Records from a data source
□ □ □

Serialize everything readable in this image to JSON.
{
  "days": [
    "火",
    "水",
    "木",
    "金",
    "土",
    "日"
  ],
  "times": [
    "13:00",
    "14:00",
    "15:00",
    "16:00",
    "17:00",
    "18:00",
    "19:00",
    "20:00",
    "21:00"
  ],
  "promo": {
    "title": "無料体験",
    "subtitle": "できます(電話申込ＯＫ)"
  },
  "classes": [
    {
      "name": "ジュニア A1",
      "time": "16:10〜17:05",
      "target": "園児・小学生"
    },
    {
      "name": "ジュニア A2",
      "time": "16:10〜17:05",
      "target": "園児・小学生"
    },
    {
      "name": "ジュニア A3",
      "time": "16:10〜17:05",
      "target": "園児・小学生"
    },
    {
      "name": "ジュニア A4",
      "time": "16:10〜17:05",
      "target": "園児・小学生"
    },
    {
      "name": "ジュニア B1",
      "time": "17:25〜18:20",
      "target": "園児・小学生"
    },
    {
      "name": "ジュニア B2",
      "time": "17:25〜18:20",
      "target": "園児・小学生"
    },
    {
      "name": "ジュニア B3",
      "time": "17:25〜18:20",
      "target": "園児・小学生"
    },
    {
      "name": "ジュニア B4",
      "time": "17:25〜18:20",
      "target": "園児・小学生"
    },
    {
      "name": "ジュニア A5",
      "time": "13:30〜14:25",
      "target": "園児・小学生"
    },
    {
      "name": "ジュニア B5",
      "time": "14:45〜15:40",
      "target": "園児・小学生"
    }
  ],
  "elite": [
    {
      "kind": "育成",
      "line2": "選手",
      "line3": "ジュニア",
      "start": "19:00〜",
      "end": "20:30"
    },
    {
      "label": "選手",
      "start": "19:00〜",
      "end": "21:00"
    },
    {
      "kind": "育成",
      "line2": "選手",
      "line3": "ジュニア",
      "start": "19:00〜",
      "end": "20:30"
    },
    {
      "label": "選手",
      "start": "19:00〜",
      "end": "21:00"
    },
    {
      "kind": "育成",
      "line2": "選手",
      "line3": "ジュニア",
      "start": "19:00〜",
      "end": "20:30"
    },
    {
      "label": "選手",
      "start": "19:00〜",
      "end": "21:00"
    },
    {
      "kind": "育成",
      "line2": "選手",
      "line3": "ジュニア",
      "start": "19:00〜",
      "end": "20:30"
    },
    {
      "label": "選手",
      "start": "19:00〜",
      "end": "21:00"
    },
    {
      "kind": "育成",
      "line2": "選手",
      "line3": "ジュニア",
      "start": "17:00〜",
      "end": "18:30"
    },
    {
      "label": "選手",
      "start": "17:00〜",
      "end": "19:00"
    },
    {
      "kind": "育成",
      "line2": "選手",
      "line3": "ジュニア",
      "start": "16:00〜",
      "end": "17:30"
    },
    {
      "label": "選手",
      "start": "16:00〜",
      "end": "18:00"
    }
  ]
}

□ □ □

▶ _Task instructions_
Return every line of the material exactly.

▶ _Reply_
Serialize everything readable in this image to JSON.
{
  "days": [
    "火",
    "水",
    "木",
    "金",
    "土",
    "日"
  ],
  "times": [
    "13:00",
    "14:00",
    "15:00",
    "16:00",
    "17:00",
    "18:00",
    "19:00",
    "20:00",
    "21:00"
  ],
  "promo": {
    "title": "無料体験",
    "subtitle": "できます(電話申込ＯＫ)"
  },
  "classes": [
    {
      "name": "ジュニア A1",
      "time": "16:10〜17:05",
      "target": "園児・小学生"
    },
    {
      "name": "ジュニア A2",
      "time": "16:10〜17:05",
      "target": "園児・小学生"
    },
    {
      "name": "ジュニア A3",
      "time": "16:10〜17:05",
      "target": "園児・小学生"
    },
    {
      "name": "ジュニア A4",
      "time": "16:10〜17:05",
      "target": "園児・小学生"
    },
    {
      "name": "ジュニア B1",
      "time": "17:25〜18:20",
      "target": "園児・小学生"
    },
    {
      "name": "ジュニア B2",
      "time": "17:25〜18:20",
      "target": "園児・小学生"
    },
    {
      "name": "ジュニア B3",
      "time": "17:25〜18:20",
      "target": "園児・小学生"
    },
    {
      "name": "ジュニア B4",
      "time": "17:25〜18:20",
      "target": "園児・小学生"
    },
    {
      "name": "ジュニア A5",
      "time": "13:30〜14:25",
      "target": "園児・小学生"
    },
    {
      "name": "ジュニア B5",
      "time": "14:45〜15:40",
      "target": "園児・小学生"
    }
  ],
  "elite": [
    {
      "kind": "育成",
      "line2": "選手",
      "line3": "ジュニア",
      "start": "19:00〜",
      "end": "20:30"
    },
    {
      "label": "選手",
      "start": "19:00〜",
      "end": "21:00"
    },
    {
      "kind": "育成",
      "line2": "選手",
      "line3": "ジュニア",
      "start": "19:00〜",
      "end": "20:30"
    },
    {
      "label": "選手",
      "start": "19:00〜",
      "end": "21:00"
    },
    {
      "kind": "育成",
      "line2": "選手",
      "line3": "ジュニア",
      "start": "19:00〜",
      "end": "20:30"
    },
    {
      "label": "選手",
      "start": "19:00〜",
      "end": "21:00"
    },
    {
      "kind": "育成",
      "line2": "選手",
      "line3": "ジュニア",
      "start": "19:00〜",
      "end": "20:30"
    },
    {
      "label": "選手",
      "start": "19:00〜",
      "end": "21:00"
    },
    {
      "kind": "育成",
      "line2": "選手",
      "line3": "ジュニア",
      "start": "17:00〜",
      "end": "18:30"
    },
    {
      "label": "選手",
      "start": "17:00〜",
      "end": "19:00"
    },
    {
      "kind": "育成",
      "line2": "選手",
      "line3": "ジュニア",
      "start": "16:00〜",
      "end": "17:30"
    },
    {
      "label": "選手",
      "start": "16:00〜",
      "end": "18:00"
    }
  ]
}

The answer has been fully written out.